■ Goal:
Reproduce verbatim the lines of the records below, starting with the line that contains "series-1-point bbox=[623, 499, 635, 511]" and continuing through the line that contains "y-tick-label: 232 bbox=[94, 580, 134, 607]", with both of those lines included.

··· Data lines ···

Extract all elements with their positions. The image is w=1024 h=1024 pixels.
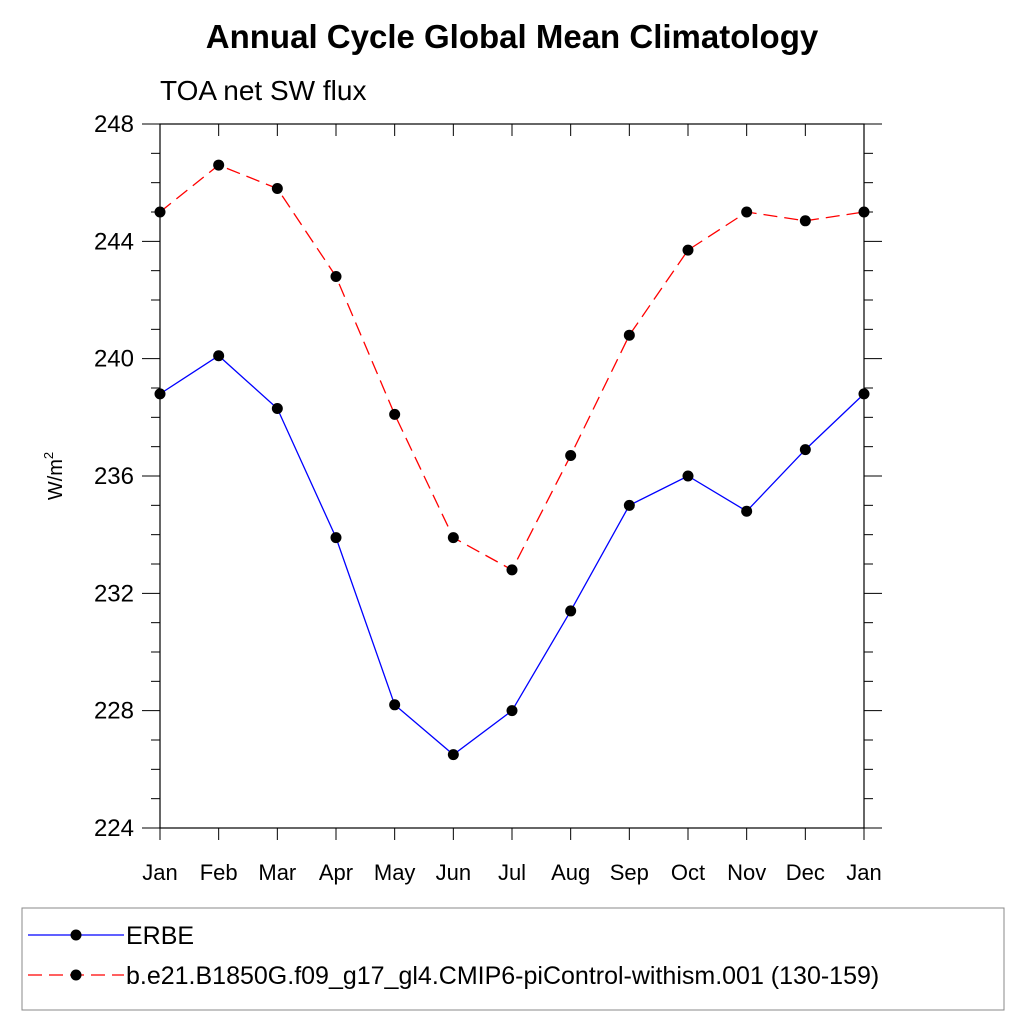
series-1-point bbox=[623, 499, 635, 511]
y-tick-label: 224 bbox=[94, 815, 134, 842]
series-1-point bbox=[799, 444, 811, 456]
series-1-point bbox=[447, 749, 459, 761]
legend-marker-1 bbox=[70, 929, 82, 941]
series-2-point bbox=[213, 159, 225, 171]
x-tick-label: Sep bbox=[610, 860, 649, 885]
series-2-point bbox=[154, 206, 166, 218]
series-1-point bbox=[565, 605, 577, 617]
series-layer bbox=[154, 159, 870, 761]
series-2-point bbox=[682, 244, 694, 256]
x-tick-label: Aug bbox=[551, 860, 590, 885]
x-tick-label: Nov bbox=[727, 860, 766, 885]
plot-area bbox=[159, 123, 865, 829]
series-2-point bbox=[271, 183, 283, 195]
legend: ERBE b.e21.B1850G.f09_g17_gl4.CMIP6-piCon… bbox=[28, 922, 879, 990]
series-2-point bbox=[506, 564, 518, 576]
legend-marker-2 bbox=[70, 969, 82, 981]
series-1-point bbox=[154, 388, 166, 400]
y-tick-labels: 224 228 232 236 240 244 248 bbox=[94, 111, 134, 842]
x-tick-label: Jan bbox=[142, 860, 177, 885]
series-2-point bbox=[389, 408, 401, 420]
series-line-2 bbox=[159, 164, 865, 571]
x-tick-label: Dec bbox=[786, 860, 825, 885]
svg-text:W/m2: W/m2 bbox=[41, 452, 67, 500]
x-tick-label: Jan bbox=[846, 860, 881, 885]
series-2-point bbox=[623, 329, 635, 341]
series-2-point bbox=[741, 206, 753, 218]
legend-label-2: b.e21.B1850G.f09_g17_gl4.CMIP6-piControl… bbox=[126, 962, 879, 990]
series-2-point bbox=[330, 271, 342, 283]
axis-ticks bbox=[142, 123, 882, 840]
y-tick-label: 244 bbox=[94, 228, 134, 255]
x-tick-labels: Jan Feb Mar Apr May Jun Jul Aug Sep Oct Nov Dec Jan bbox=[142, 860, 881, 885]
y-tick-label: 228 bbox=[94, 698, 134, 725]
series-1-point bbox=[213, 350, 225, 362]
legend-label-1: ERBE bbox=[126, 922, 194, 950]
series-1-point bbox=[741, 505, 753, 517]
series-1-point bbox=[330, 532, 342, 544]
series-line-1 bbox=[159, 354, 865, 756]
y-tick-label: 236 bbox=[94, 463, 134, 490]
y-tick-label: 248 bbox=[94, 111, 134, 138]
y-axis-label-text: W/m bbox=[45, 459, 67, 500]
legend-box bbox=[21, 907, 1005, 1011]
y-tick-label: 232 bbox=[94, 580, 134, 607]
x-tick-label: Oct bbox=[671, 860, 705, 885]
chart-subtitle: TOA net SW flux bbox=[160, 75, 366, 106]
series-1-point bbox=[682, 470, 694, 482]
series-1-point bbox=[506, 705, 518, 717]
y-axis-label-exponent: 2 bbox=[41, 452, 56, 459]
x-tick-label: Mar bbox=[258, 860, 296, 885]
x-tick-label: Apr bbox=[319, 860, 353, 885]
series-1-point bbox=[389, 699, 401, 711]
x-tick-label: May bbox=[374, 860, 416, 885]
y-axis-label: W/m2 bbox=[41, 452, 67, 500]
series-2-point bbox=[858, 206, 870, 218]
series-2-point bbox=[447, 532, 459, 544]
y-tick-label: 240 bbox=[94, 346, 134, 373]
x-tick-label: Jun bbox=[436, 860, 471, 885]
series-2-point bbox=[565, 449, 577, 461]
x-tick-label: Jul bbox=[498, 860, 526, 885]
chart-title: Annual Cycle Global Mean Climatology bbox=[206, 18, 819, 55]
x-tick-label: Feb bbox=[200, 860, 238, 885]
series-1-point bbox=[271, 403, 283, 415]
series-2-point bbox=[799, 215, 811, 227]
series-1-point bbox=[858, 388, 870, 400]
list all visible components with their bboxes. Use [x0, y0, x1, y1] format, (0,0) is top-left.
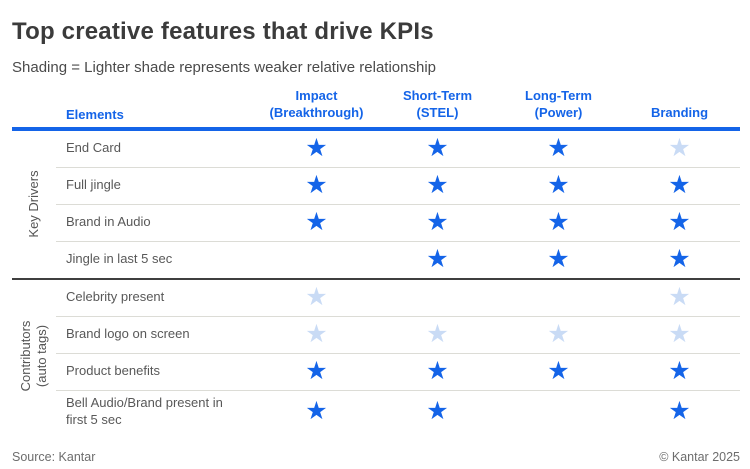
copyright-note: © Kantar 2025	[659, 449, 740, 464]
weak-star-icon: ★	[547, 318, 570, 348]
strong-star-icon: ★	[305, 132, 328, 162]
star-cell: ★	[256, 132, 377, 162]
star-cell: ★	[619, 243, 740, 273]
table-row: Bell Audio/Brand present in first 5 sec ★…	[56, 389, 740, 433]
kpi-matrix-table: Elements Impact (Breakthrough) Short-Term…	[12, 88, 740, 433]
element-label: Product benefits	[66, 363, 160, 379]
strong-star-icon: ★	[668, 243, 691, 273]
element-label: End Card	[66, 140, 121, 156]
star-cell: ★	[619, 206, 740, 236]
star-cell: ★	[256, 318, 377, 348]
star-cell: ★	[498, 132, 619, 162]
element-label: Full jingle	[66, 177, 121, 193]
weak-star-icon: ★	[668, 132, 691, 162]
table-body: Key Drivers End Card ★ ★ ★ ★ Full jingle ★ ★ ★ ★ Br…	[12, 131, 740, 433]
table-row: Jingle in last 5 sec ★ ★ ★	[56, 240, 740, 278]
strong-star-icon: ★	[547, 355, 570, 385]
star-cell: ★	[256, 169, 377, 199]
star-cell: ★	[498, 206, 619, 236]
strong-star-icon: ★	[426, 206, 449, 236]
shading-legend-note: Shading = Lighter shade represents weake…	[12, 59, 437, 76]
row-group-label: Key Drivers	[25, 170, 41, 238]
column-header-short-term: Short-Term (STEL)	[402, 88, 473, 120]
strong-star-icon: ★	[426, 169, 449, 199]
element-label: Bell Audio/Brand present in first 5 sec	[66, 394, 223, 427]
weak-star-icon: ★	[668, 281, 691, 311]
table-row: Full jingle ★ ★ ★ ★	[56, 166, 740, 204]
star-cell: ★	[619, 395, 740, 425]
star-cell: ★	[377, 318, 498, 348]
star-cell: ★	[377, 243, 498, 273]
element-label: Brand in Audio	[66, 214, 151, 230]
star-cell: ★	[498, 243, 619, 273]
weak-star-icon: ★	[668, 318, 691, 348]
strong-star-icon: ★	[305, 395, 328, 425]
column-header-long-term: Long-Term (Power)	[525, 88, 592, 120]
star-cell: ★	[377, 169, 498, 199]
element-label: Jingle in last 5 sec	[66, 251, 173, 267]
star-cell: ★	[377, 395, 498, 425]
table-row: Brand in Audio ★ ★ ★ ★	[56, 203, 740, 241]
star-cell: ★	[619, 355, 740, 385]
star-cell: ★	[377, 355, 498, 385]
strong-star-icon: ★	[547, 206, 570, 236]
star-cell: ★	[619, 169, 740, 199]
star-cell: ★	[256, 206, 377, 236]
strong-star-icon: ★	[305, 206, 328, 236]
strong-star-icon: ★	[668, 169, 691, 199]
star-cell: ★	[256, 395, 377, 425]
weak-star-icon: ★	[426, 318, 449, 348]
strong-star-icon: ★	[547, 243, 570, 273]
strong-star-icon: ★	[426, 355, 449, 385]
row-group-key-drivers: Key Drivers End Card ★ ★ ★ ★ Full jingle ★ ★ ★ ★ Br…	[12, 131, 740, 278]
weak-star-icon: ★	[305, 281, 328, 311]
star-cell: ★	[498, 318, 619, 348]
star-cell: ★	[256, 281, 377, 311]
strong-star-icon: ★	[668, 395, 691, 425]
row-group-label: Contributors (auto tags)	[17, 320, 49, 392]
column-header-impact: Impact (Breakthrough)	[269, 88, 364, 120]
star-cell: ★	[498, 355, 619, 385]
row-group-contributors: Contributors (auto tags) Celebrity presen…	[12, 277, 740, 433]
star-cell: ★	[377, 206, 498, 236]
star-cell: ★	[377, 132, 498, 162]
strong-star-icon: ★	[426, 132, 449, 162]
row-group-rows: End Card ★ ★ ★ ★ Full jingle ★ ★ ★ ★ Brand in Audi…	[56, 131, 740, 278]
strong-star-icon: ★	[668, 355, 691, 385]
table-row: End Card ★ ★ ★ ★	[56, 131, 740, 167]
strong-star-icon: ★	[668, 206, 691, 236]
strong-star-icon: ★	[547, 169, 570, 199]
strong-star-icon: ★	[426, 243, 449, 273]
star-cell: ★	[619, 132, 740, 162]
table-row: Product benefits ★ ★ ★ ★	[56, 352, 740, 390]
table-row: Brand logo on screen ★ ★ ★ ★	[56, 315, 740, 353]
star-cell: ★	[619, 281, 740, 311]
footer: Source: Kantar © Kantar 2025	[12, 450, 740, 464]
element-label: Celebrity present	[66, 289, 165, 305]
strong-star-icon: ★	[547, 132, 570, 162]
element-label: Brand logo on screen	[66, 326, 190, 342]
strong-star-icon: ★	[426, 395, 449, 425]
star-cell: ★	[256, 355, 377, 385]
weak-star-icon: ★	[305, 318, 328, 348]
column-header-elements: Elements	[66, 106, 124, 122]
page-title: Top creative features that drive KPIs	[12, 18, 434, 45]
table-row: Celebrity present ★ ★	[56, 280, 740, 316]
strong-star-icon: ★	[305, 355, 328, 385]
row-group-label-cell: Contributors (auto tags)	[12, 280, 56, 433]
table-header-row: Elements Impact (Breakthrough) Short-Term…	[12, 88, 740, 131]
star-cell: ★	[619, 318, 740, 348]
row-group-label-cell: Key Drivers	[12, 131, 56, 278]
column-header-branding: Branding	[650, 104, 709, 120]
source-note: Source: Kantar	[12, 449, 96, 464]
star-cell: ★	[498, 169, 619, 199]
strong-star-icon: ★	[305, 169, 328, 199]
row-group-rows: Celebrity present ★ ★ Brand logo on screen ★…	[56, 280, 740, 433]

···

■ Solution to this task:
series-1-point bbox=[623, 499, 635, 511]
y-tick-label: 224 bbox=[94, 815, 134, 842]
series-1-point bbox=[799, 444, 811, 456]
series-1-point bbox=[447, 749, 459, 761]
legend-marker-1 bbox=[70, 929, 82, 941]
series-2-point bbox=[213, 159, 225, 171]
x-tick-label: Sep bbox=[610, 860, 649, 885]
series-2-point bbox=[154, 206, 166, 218]
series-1-point bbox=[565, 605, 577, 617]
series-layer bbox=[154, 159, 870, 761]
series-2-point bbox=[682, 244, 694, 256]
x-tick-label: Aug bbox=[551, 860, 590, 885]
x-tick-label: Nov bbox=[727, 860, 766, 885]
plot-area bbox=[159, 123, 865, 829]
series-2-point bbox=[271, 183, 283, 195]
legend: ERBE b.e21.B1850G.f09_g17_gl4.CMIP6-piCon… bbox=[28, 922, 879, 990]
series-2-point bbox=[506, 564, 518, 576]
legend-marker-2 bbox=[70, 969, 82, 981]
series-1-point bbox=[154, 388, 166, 400]
y-tick-labels: 224 228 232 236 240 244 248 bbox=[94, 111, 134, 842]
x-tick-label: Jan bbox=[142, 860, 177, 885]
series-2-point bbox=[389, 408, 401, 420]
series-line-2 bbox=[159, 164, 865, 571]
x-tick-label: Dec bbox=[786, 860, 825, 885]
svg-text:W/m2: W/m2 bbox=[41, 452, 67, 500]
x-tick-label: Jan bbox=[846, 860, 881, 885]
series-2-point bbox=[623, 329, 635, 341]
series-2-point bbox=[741, 206, 753, 218]
legend-label-2: b.e21.B1850G.f09_g17_gl4.CMIP6-piControl… bbox=[126, 962, 879, 990]
series-2-point bbox=[330, 271, 342, 283]
axis-ticks bbox=[142, 123, 882, 840]
y-tick-label: 244 bbox=[94, 228, 134, 255]
x-tick-labels: Jan Feb Mar Apr May Jun Jul Aug Sep Oct Nov Dec Jan bbox=[142, 860, 881, 885]
y-tick-label: 228 bbox=[94, 698, 134, 725]
series-1-point bbox=[213, 350, 225, 362]
legend-label-1: ERBE bbox=[126, 922, 194, 950]
series-1-point bbox=[741, 505, 753, 517]
series-1-point bbox=[330, 532, 342, 544]
series-line-1 bbox=[159, 354, 865, 756]
y-tick-label: 236 bbox=[94, 463, 134, 490]
y-tick-label: 248 bbox=[94, 111, 134, 138]
y-axis-label-text: W/m bbox=[45, 459, 67, 500]
legend-box bbox=[21, 907, 1005, 1011]
y-tick-label: 232 bbox=[94, 580, 134, 607]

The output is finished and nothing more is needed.